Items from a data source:
⁂

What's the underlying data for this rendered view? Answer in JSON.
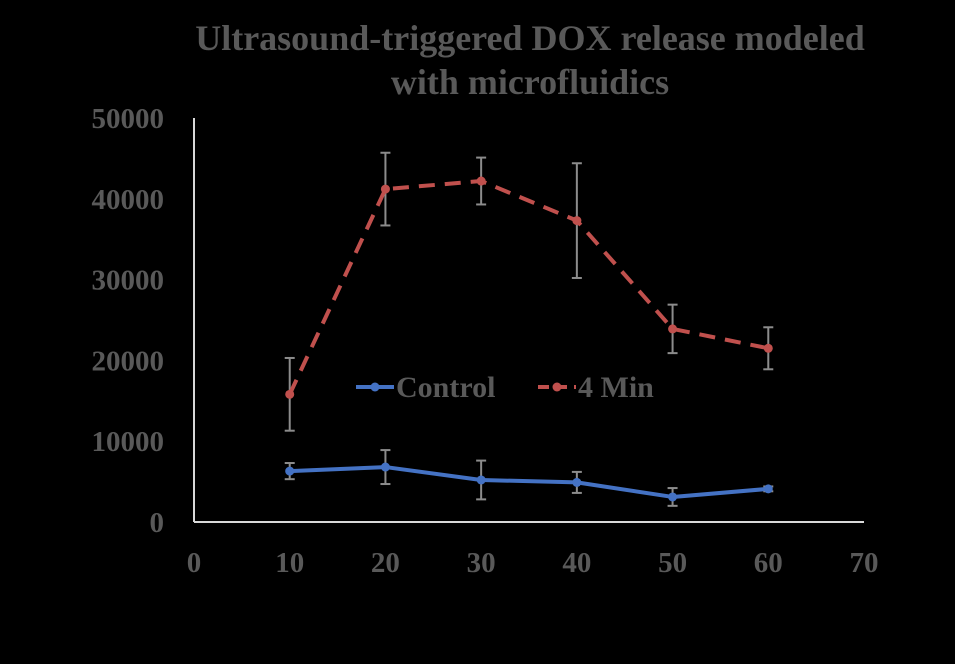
{
  "chart_data": {
    "type": "line",
    "title": "Ultrasound-triggered DOX release modeled with microfluidics",
    "title_lines": [
      "Ultrasound-triggered DOX release modeled",
      "with microfluidics"
    ],
    "xlabel": "",
    "ylabel": "",
    "xlim": [
      0,
      70
    ],
    "ylim": [
      0,
      50000
    ],
    "x_ticks": [
      "0",
      "10",
      "20",
      "30",
      "40",
      "50",
      "60",
      "70"
    ],
    "y_ticks": [
      "0",
      "10000",
      "20000",
      "30000",
      "40000",
      "50000"
    ],
    "grid": false,
    "legend_position": "center",
    "series": [
      {
        "name": "Control",
        "color": "#4472C4",
        "style": "solid",
        "x": [
          10,
          20,
          30,
          40,
          50,
          60
        ],
        "values": [
          6300,
          6800,
          5200,
          4900,
          3100,
          4100
        ],
        "error": [
          1000,
          2100,
          2400,
          1300,
          1100,
          300
        ]
      },
      {
        "name": "4 Min",
        "color": "#C0504D",
        "style": "dashed",
        "x": [
          10,
          20,
          30,
          40,
          50,
          60
        ],
        "values": [
          15800,
          41200,
          42200,
          37300,
          23900,
          21500
        ],
        "error": [
          4500,
          4500,
          2900,
          7100,
          3000,
          2600
        ]
      }
    ]
  }
}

⁂

Your task:
Omitting all images, retype each line of the records precisely.

Solution for this exercise:
What's the underlying data for this rendered view? Answer in JSON.
{
  "chart_data": {
    "type": "line",
    "title": "Ultrasound-triggered DOX release modeled with microfluidics",
    "title_lines": [
      "Ultrasound-triggered DOX release modeled",
      "with microfluidics"
    ],
    "xlabel": "",
    "ylabel": "",
    "xlim": [
      0,
      70
    ],
    "ylim": [
      0,
      50000
    ],
    "x_ticks": [
      "0",
      "10",
      "20",
      "30",
      "40",
      "50",
      "60",
      "70"
    ],
    "y_ticks": [
      "0",
      "10000",
      "20000",
      "30000",
      "40000",
      "50000"
    ],
    "grid": false,
    "legend_position": "center",
    "series": [
      {
        "name": "Control",
        "color": "#4472C4",
        "style": "solid",
        "x": [
          10,
          20,
          30,
          40,
          50,
          60
        ],
        "values": [
          6300,
          6800,
          5200,
          4900,
          3100,
          4100
        ],
        "error": [
          1000,
          2100,
          2400,
          1300,
          1100,
          300
        ]
      },
      {
        "name": "4 Min",
        "color": "#C0504D",
        "style": "dashed",
        "x": [
          10,
          20,
          30,
          40,
          50,
          60
        ],
        "values": [
          15800,
          41200,
          42200,
          37300,
          23900,
          21500
        ],
        "error": [
          4500,
          4500,
          2900,
          7100,
          3000,
          2600
        ]
      }
    ]
  }
}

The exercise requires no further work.